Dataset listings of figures
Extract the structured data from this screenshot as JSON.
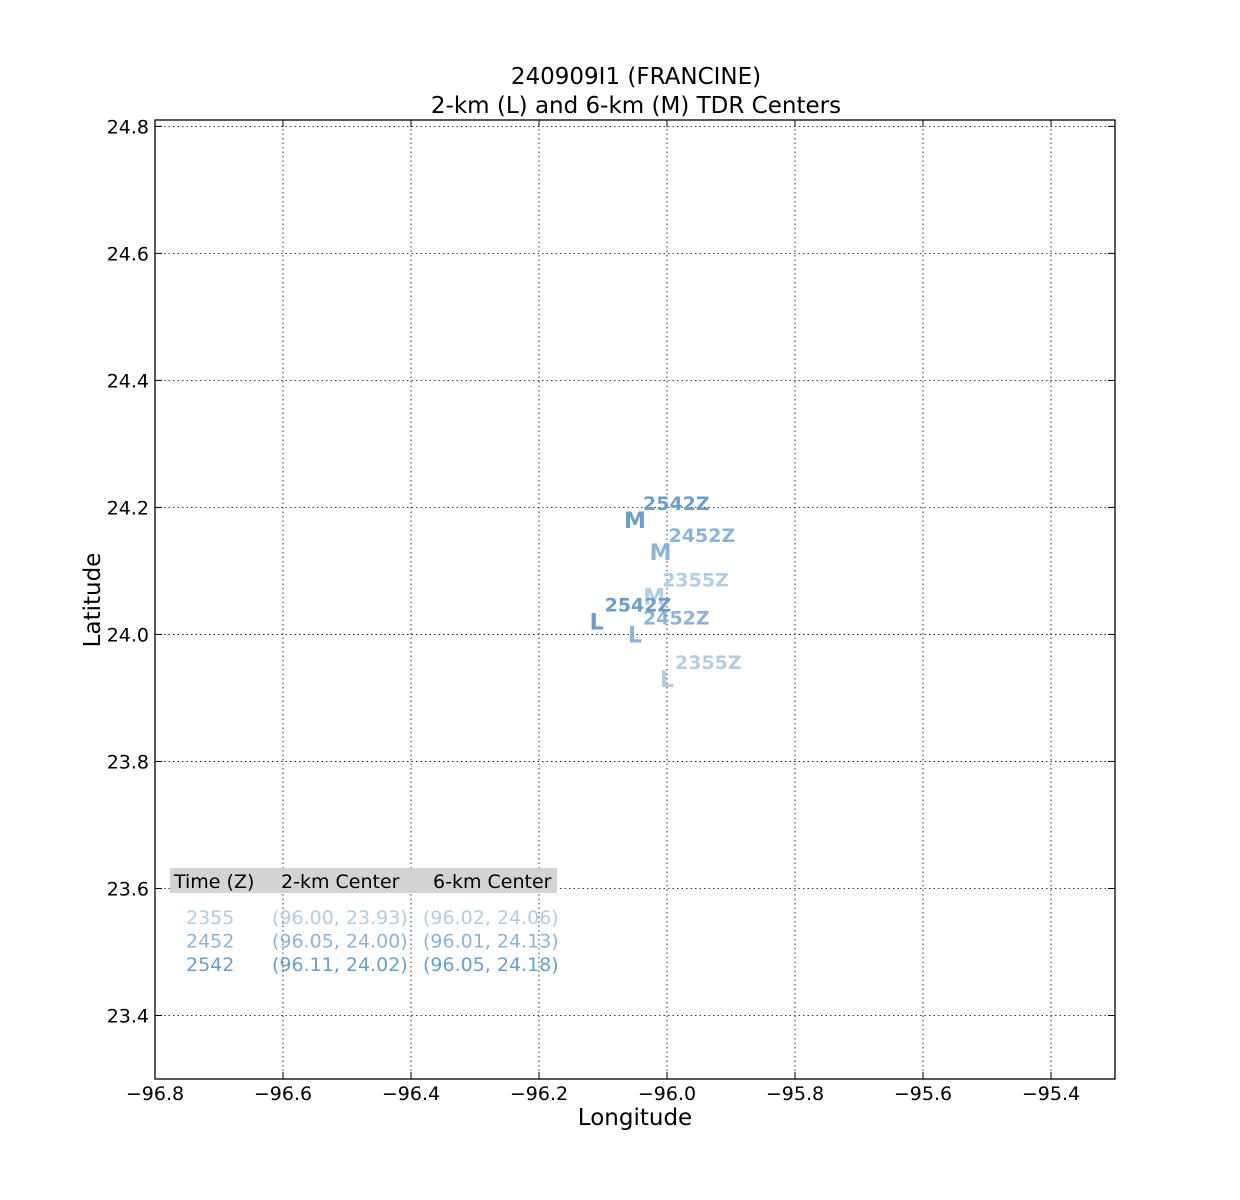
{
  "chart_data": {
    "type": "scatter",
    "title": "240909I1 (FRANCINE)",
    "subtitle": "2-km (L) and 6-km (M) TDR Centers",
    "xlabel": "Longitude",
    "ylabel": "Latitude",
    "xlim": [
      -96.8,
      -95.3
    ],
    "ylim": [
      23.3,
      24.81
    ],
    "xticks": [
      -96.8,
      -96.6,
      -96.4,
      -96.2,
      -96.0,
      -95.8,
      -95.6,
      -95.4
    ],
    "xtick_labels": [
      "−96.8",
      "−96.6",
      "−96.4",
      "−96.2",
      "−96.0",
      "−95.8",
      "−95.6",
      "−95.4"
    ],
    "yticks": [
      23.4,
      23.6,
      23.8,
      24.0,
      24.2,
      24.4,
      24.6,
      24.8
    ],
    "ytick_labels": [
      "23.4",
      "23.6",
      "23.8",
      "24.0",
      "24.2",
      "24.4",
      "24.6",
      "24.8"
    ],
    "grid": true,
    "level_markers": {
      "low": "L",
      "mid": "M"
    },
    "time_suffix": "Z",
    "points": [
      {
        "time": "2355",
        "low": {
          "x": -96.0,
          "y": 23.93
        },
        "mid": {
          "x": -96.02,
          "y": 24.06
        },
        "color": "#b3cde3"
      },
      {
        "time": "2452",
        "low": {
          "x": -96.05,
          "y": 24.0
        },
        "mid": {
          "x": -96.01,
          "y": 24.13
        },
        "color": "#8db3d9"
      },
      {
        "time": "2542",
        "low": {
          "x": -96.11,
          "y": 24.02
        },
        "mid": {
          "x": -96.05,
          "y": 24.18
        },
        "color": "#6a9fcb"
      }
    ],
    "table": {
      "headers": [
        "Time (Z)",
        "2-km Center",
        "6-km Center"
      ],
      "header_bg": "#d3d3d3",
      "rows": [
        {
          "time": "2355",
          "low": "(96.00, 23.93)",
          "mid": "(96.02, 24.06)",
          "color": "#b3cde3"
        },
        {
          "time": "2452",
          "low": "(96.05, 24.00)",
          "mid": "(96.01, 24.13)",
          "color": "#8db3d9"
        },
        {
          "time": "2542",
          "low": "(96.11, 24.02)",
          "mid": "(96.05, 24.18)",
          "color": "#6a9fcb"
        }
      ]
    }
  }
}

Task details: Copy out each record shown above without alteration, skipping any picture.

Solution to this task:
Extract the structured data from this screenshot as JSON.
{
  "chart_data": {
    "type": "scatter",
    "title": "240909I1 (FRANCINE)",
    "subtitle": "2-km (L) and 6-km (M) TDR Centers",
    "xlabel": "Longitude",
    "ylabel": "Latitude",
    "xlim": [
      -96.8,
      -95.3
    ],
    "ylim": [
      23.3,
      24.81
    ],
    "xticks": [
      -96.8,
      -96.6,
      -96.4,
      -96.2,
      -96.0,
      -95.8,
      -95.6,
      -95.4
    ],
    "xtick_labels": [
      "−96.8",
      "−96.6",
      "−96.4",
      "−96.2",
      "−96.0",
      "−95.8",
      "−95.6",
      "−95.4"
    ],
    "yticks": [
      23.4,
      23.6,
      23.8,
      24.0,
      24.2,
      24.4,
      24.6,
      24.8
    ],
    "ytick_labels": [
      "23.4",
      "23.6",
      "23.8",
      "24.0",
      "24.2",
      "24.4",
      "24.6",
      "24.8"
    ],
    "grid": true,
    "level_markers": {
      "low": "L",
      "mid": "M"
    },
    "time_suffix": "Z",
    "points": [
      {
        "time": "2355",
        "low": {
          "x": -96.0,
          "y": 23.93
        },
        "mid": {
          "x": -96.02,
          "y": 24.06
        },
        "color": "#b3cde3"
      },
      {
        "time": "2452",
        "low": {
          "x": -96.05,
          "y": 24.0
        },
        "mid": {
          "x": -96.01,
          "y": 24.13
        },
        "color": "#8db3d9"
      },
      {
        "time": "2542",
        "low": {
          "x": -96.11,
          "y": 24.02
        },
        "mid": {
          "x": -96.05,
          "y": 24.18
        },
        "color": "#6a9fcb"
      }
    ],
    "table": {
      "headers": [
        "Time (Z)",
        "2-km Center",
        "6-km Center"
      ],
      "header_bg": "#d3d3d3",
      "rows": [
        {
          "time": "2355",
          "low": "(96.00, 23.93)",
          "mid": "(96.02, 24.06)",
          "color": "#b3cde3"
        },
        {
          "time": "2452",
          "low": "(96.05, 24.00)",
          "mid": "(96.01, 24.13)",
          "color": "#8db3d9"
        },
        {
          "time": "2542",
          "low": "(96.11, 24.02)",
          "mid": "(96.05, 24.18)",
          "color": "#6a9fcb"
        }
      ]
    }
  }
}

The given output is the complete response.